======== PROVIDED RECORDS

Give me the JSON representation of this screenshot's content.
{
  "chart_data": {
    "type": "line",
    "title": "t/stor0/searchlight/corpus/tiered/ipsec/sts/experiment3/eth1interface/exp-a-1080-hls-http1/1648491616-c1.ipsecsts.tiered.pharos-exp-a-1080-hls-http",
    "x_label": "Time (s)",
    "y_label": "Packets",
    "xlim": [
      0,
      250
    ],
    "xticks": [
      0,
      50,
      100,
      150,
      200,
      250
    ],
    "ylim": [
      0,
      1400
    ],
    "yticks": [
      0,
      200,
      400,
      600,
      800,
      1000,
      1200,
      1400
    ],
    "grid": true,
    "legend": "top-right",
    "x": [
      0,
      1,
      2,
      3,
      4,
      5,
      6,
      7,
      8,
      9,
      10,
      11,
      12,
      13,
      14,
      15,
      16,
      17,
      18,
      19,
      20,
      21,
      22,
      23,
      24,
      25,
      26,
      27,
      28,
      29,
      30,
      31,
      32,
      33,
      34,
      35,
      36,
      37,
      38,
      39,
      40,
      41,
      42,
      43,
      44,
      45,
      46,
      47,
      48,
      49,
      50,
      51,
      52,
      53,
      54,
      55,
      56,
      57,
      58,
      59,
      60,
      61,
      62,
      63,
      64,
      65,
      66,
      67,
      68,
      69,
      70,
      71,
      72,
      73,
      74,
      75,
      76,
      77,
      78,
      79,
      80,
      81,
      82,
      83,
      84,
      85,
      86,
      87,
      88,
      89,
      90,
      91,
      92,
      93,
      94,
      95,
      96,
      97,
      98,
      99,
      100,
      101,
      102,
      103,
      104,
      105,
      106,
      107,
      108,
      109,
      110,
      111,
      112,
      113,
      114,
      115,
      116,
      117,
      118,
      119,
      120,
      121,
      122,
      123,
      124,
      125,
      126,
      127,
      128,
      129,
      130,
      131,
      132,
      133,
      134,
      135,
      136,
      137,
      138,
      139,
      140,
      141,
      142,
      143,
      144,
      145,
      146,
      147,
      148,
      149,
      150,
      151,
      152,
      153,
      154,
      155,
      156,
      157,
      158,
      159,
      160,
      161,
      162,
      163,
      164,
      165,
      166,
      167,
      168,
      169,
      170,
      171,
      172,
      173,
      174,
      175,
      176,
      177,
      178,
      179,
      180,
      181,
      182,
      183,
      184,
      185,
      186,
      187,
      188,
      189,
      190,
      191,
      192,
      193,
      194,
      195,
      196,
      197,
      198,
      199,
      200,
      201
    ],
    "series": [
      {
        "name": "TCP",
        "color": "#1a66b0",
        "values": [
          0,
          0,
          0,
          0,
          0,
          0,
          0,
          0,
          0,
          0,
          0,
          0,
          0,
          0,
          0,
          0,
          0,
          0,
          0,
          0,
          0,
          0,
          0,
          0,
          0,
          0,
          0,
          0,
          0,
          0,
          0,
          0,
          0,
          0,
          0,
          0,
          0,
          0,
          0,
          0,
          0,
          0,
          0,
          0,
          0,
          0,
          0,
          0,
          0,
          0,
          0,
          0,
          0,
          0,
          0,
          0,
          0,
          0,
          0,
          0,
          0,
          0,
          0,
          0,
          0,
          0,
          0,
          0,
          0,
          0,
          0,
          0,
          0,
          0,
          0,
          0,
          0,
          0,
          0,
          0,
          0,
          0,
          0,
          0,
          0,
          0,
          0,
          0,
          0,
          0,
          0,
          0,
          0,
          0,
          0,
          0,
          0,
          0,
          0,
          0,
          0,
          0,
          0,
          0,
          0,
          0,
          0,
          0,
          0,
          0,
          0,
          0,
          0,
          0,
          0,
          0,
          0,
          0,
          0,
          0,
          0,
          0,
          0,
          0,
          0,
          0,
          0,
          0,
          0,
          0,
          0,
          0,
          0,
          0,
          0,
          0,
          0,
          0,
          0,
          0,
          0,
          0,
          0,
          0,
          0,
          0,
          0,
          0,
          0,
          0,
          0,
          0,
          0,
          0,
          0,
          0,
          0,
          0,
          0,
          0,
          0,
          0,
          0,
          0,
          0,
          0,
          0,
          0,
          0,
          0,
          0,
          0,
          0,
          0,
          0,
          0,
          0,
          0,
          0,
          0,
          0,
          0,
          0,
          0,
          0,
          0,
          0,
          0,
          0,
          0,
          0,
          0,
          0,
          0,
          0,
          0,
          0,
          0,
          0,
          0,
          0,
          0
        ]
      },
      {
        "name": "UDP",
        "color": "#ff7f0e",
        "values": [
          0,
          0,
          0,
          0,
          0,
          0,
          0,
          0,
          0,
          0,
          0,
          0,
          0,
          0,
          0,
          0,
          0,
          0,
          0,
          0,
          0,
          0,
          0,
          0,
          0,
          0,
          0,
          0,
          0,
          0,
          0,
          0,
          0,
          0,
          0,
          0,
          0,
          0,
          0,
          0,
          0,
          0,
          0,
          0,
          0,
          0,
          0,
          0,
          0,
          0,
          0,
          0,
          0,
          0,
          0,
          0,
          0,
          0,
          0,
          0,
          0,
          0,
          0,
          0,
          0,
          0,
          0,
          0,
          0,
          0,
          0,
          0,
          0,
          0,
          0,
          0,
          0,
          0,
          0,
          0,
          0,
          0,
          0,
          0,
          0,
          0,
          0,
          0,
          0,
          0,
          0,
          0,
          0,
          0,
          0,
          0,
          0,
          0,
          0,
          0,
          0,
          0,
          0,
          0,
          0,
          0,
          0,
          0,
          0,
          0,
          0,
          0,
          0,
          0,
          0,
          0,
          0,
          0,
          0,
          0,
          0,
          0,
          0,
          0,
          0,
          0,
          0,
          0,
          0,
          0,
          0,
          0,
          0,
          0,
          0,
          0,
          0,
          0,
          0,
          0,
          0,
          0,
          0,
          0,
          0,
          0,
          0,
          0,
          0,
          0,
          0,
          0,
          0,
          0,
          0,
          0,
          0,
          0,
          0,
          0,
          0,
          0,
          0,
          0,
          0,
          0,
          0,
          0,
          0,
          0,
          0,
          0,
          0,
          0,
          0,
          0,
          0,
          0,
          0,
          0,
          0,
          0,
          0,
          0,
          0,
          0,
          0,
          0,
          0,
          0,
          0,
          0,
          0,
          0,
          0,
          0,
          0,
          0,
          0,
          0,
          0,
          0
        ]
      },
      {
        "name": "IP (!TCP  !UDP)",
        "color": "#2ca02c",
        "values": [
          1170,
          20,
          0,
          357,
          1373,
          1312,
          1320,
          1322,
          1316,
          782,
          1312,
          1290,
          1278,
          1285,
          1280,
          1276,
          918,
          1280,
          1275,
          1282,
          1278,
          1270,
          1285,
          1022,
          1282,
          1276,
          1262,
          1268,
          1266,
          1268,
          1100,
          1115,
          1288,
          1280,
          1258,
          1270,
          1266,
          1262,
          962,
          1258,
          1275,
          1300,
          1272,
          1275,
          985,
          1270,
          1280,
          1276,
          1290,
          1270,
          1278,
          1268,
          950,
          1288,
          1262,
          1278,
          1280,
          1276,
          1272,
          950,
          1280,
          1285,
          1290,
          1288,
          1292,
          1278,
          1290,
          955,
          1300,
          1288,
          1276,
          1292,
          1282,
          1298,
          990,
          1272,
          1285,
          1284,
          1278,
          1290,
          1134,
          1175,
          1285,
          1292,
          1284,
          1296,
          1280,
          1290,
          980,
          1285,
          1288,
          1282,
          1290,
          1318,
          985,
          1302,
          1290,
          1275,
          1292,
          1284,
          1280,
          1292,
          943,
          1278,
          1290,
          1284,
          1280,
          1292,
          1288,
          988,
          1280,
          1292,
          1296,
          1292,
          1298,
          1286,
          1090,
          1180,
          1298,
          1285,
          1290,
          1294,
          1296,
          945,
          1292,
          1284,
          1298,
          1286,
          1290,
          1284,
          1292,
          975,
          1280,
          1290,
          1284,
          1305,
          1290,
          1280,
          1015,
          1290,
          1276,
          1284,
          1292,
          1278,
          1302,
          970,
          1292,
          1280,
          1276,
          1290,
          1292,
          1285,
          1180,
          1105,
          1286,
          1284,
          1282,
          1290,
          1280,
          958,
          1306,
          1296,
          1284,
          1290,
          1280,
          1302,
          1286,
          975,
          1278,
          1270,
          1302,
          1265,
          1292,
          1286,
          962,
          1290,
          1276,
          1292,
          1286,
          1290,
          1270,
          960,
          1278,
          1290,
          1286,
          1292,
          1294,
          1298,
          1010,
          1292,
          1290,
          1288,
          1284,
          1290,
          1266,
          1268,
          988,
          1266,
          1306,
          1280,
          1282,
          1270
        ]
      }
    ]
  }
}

================

> _TASK BRIEF_
Scan the lines for the string "color". Pick out every line that has it.

> _EXPECTED OUTPUT_
        "color": "#1a66b0",
        "color": "#ff7f0e",
        "color": "#2ca02c",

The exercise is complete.